(Data records)
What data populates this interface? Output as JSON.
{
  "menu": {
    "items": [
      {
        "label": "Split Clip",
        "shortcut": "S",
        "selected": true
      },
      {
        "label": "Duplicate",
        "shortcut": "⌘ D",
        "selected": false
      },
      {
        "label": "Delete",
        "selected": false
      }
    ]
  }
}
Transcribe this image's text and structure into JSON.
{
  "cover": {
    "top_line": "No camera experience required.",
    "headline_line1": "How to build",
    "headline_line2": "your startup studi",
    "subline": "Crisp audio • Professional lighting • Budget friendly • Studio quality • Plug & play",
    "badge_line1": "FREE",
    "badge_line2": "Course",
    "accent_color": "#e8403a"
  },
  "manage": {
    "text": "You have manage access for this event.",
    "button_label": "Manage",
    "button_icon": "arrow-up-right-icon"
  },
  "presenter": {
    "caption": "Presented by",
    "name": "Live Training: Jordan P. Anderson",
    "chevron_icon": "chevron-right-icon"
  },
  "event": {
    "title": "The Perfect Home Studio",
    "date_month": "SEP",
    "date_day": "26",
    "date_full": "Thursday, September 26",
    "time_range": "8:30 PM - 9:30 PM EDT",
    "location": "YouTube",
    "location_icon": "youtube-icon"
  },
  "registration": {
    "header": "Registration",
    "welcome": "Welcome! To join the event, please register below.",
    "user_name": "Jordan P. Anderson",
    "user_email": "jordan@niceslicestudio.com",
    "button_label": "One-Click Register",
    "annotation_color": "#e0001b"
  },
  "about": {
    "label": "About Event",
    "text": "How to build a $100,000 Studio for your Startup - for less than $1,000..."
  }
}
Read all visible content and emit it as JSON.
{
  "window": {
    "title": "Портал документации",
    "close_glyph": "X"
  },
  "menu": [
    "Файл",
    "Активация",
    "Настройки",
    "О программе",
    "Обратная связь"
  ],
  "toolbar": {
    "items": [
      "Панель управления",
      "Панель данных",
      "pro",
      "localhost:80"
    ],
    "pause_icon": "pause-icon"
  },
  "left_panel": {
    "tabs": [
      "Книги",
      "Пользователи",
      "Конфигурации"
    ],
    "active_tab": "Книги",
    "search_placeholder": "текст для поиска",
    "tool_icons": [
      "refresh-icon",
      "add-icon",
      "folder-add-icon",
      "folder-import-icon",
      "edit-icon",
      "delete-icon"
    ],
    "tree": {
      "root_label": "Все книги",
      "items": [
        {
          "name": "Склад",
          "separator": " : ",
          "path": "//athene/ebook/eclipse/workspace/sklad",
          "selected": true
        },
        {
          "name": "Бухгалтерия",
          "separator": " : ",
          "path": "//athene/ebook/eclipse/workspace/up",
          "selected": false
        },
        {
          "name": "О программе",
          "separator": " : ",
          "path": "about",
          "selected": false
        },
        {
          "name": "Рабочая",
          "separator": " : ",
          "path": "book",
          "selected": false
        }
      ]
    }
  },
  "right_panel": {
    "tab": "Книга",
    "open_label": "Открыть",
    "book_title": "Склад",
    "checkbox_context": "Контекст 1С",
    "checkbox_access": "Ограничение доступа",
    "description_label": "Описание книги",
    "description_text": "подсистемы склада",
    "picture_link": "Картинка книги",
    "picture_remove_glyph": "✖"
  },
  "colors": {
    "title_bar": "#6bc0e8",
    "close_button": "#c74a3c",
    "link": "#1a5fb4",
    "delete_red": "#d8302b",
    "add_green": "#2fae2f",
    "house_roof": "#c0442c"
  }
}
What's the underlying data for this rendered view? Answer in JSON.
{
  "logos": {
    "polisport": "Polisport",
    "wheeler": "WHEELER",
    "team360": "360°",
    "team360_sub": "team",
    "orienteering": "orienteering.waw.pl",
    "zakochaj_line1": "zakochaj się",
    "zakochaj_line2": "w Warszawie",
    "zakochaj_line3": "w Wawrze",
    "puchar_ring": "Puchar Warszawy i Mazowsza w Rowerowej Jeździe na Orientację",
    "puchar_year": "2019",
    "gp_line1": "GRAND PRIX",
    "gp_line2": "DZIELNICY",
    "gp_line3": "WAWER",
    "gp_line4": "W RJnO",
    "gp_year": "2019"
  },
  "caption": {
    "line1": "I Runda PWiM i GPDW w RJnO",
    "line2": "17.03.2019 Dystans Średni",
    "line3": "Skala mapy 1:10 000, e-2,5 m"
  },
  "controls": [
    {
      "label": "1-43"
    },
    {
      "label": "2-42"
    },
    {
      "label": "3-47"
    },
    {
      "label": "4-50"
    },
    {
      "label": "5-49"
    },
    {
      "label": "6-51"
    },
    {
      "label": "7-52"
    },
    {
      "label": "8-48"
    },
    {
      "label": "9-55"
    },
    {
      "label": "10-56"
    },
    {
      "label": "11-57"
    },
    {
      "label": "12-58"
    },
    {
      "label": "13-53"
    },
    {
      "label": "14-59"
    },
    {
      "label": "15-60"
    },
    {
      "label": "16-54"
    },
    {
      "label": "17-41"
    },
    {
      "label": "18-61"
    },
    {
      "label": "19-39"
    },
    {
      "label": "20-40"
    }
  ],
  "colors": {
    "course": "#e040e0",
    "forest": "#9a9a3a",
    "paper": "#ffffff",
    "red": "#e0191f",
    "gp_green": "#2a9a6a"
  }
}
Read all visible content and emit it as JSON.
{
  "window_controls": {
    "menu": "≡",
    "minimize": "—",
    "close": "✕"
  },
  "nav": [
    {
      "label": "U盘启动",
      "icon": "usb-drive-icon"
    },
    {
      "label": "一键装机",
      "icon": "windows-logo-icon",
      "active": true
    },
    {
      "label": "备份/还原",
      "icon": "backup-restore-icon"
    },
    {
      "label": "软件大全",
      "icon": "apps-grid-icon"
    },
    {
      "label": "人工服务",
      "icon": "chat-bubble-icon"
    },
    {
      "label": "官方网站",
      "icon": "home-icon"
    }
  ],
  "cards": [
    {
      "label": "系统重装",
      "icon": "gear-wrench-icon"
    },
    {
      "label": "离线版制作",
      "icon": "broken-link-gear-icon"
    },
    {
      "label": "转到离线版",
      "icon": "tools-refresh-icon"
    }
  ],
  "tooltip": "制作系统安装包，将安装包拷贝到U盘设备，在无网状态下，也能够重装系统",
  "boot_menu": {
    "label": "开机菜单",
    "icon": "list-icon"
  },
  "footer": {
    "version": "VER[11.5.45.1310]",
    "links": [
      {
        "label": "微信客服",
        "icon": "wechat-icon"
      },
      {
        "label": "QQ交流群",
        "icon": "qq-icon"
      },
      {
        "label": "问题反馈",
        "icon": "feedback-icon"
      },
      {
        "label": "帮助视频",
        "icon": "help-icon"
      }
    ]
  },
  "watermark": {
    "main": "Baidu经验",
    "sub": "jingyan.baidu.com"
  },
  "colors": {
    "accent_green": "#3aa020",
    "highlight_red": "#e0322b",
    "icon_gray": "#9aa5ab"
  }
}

▶ [Stated task] Using the data above, print every record exactly as shown.

▶ [Output of the task]
What data populates this interface? Output as JSON.
{
  "menu": {
    "items": [
      {
        "label": "Split Clip",
        "shortcut": "S",
        "selected": true
      },
      {
        "label": "Duplicate",
        "shortcut": "⌘ D",
        "selected": false
      },
      {
        "label": "Delete",
        "selected": false
      }
    ]
  }
}
Transcribe this image's text and structure into JSON.
{
  "cover": {
    "top_line": "No camera experience required.",
    "headline_line1": "How to build",
    "headline_line2": "your startup studi",
    "subline": "Crisp audio • Professional lighting • Budget friendly • Studio quality • Plug & play",
    "badge_line1": "FREE",
    "badge_line2": "Course",
    "accent_color": "#e8403a"
  },
  "manage": {
    "text": "You have manage access for this event.",
    "button_label": "Manage",
    "button_icon": "arrow-up-right-icon"
  },
  "presenter": {
    "caption": "Presented by",
    "name": "Live Training: Jordan P. Anderson",
    "chevron_icon": "chevron-right-icon"
  },
  "event": {
    "title": "The Perfect Home Studio",
    "date_month": "SEP",
    "date_day": "26",
    "date_full": "Thursday, September 26",
    "time_range": "8:30 PM - 9:30 PM EDT",
    "location": "YouTube",
    "location_icon": "youtube-icon"
  },
  "registration": {
    "header": "Registration",
    "welcome": "Welcome! To join the event, please register below.",
    "user_name": "Jordan P. Anderson",
    "user_email": "jordan@niceslicestudio.com",
    "button_label": "One-Click Register",
    "annotation_color": "#e0001b"
  },
  "about": {
    "label": "About Event",
    "text": "How to build a $100,000 Studio for your Startup - for less than $1,000..."
  }
}
Read all visible content and emit it as JSON.
{
  "window": {
    "title": "Портал документации",
    "close_glyph": "X"
  },
  "menu": [
    "Файл",
    "Активация",
    "Настройки",
    "О программе",
    "Обратная связь"
  ],
  "toolbar": {
    "items": [
      "Панель управления",
      "Панель данных",
      "pro",
      "localhost:80"
    ],
    "pause_icon": "pause-icon"
  },
  "left_panel": {
    "tabs": [
      "Книги",
      "Пользователи",
      "Конфигурации"
    ],
    "active_tab": "Книги",
    "search_placeholder": "текст для поиска",
    "tool_icons": [
      "refresh-icon",
      "add-icon",
      "folder-add-icon",
      "folder-import-icon",
      "edit-icon",
      "delete-icon"
    ],
    "tree": {
      "root_label": "Все книги",
      "items": [
        {
          "name": "Склад",
          "separator": " : ",
          "path": "//athene/ebook/eclipse/workspace/sklad",
          "selected": true
        },
        {
          "name": "Бухгалтерия",
          "separator": " : ",
          "path": "//athene/ebook/eclipse/workspace/up",
          "selected": false
        },
        {
          "name": "О программе",
          "separator": " : ",
          "path": "about",
          "selected": false
        },
        {
          "name": "Рабочая",
          "separator": " : ",
          "path": "book",
          "selected": false
        }
      ]
    }
  },
  "right_panel": {
    "tab": "Книга",
    "open_label": "Открыть",
    "book_title": "Склад",
    "checkbox_context": "Контекст 1С",
    "checkbox_access": "Ограничение доступа",
    "description_label": "Описание книги",
    "description_text": "подсистемы склада",
    "picture_link": "Картинка книги",
    "picture_remove_glyph": "✖"
  },
  "colors": {
    "title_bar": "#6bc0e8",
    "close_button": "#c74a3c",
    "link": "#1a5fb4",
    "delete_red": "#d8302b",
    "add_green": "#2fae2f",
    "house_roof": "#c0442c"
  }
}
What's the underlying data for this rendered view? Answer in JSON.
{
  "logos": {
    "polisport": "Polisport",
    "wheeler": "WHEELER",
    "team360": "360°",
    "team360_sub": "team",
    "orienteering": "orienteering.waw.pl",
    "zakochaj_line1": "zakochaj się",
    "zakochaj_line2": "w Warszawie",
    "zakochaj_line3": "w Wawrze",
    "puchar_ring": "Puchar Warszawy i Mazowsza w Rowerowej Jeździe na Orientację",
    "puchar_year": "2019",
    "gp_line1": "GRAND PRIX",
    "gp_line2": "DZIELNICY",
    "gp_line3": "WAWER",
    "gp_line4": "W RJnO",
    "gp_year": "2019"
  },
  "caption": {
    "line1": "I Runda PWiM i GPDW w RJnO",
    "line2": "17.03.2019 Dystans Średni",
    "line3": "Skala mapy 1:10 000, e-2,5 m"
  },
  "controls": [
    {
      "label": "1-43"
    },
    {
      "label": "2-42"
    },
    {
      "label": "3-47"
    },
    {
      "label": "4-50"
    },
    {
      "label": "5-49"
    },
    {
      "label": "6-51"
    },
    {
      "label": "7-52"
    },
    {
      "label": "8-48"
    },
    {
      "label": "9-55"
    },
    {
      "label": "10-56"
    },
    {
      "label": "11-57"
    },
    {
      "label": "12-58"
    },
    {
      "label": "13-53"
    },
    {
      "label": "14-59"
    },
    {
      "label": "15-60"
    },
    {
      "label": "16-54"
    },
    {
      "label": "17-41"
    },
    {
      "label": "18-61"
    },
    {
      "label": "19-39"
    },
    {
      "label": "20-40"
    }
  ],
  "colors": {
    "course": "#e040e0",
    "forest": "#9a9a3a",
    "paper": "#ffffff",
    "red": "#e0191f",
    "gp_green": "#2a9a6a"
  }
}
Read all visible content and emit it as JSON.
{
  "window_controls": {
    "menu": "≡",
    "minimize": "—",
    "close": "✕"
  },
  "nav": [
    {
      "label": "U盘启动",
      "icon": "usb-drive-icon"
    },
    {
      "label": "一键装机",
      "icon": "windows-logo-icon",
      "active": true
    },
    {
      "label": "备份/还原",
      "icon": "backup-restore-icon"
    },
    {
      "label": "软件大全",
      "icon": "apps-grid-icon"
    },
    {
      "label": "人工服务",
      "icon": "chat-bubble-icon"
    },
    {
      "label": "官方网站",
      "icon": "home-icon"
    }
  ],
  "cards": [
    {
      "label": "系统重装",
      "icon": "gear-wrench-icon"
    },
    {
      "label": "离线版制作",
      "icon": "broken-link-gear-icon"
    },
    {
      "label": "转到离线版",
      "icon": "tools-refresh-icon"
    }
  ],
  "tooltip": "制作系统安装包，将安装包拷贝到U盘设备，在无网状态下，也能够重装系统",
  "boot_menu": {
    "label": "开机菜单",
    "icon": "list-icon"
  },
  "footer": {
    "version": "VER[11.5.45.1310]",
    "links": [
      {
        "label": "微信客服",
        "icon": "wechat-icon"
      },
      {
        "label": "QQ交流群",
        "icon": "qq-icon"
      },
      {
        "label": "问题反馈",
        "icon": "feedback-icon"
      },
      {
        "label": "帮助视频",
        "icon": "help-icon"
      }
    ]
  },
  "watermark": {
    "main": "Baidu经验",
    "sub": "jingyan.baidu.com"
  },
  "colors": {
    "accent_green": "#3aa020",
    "highlight_red": "#e0322b",
    "icon_gray": "#9aa5ab"
  }
}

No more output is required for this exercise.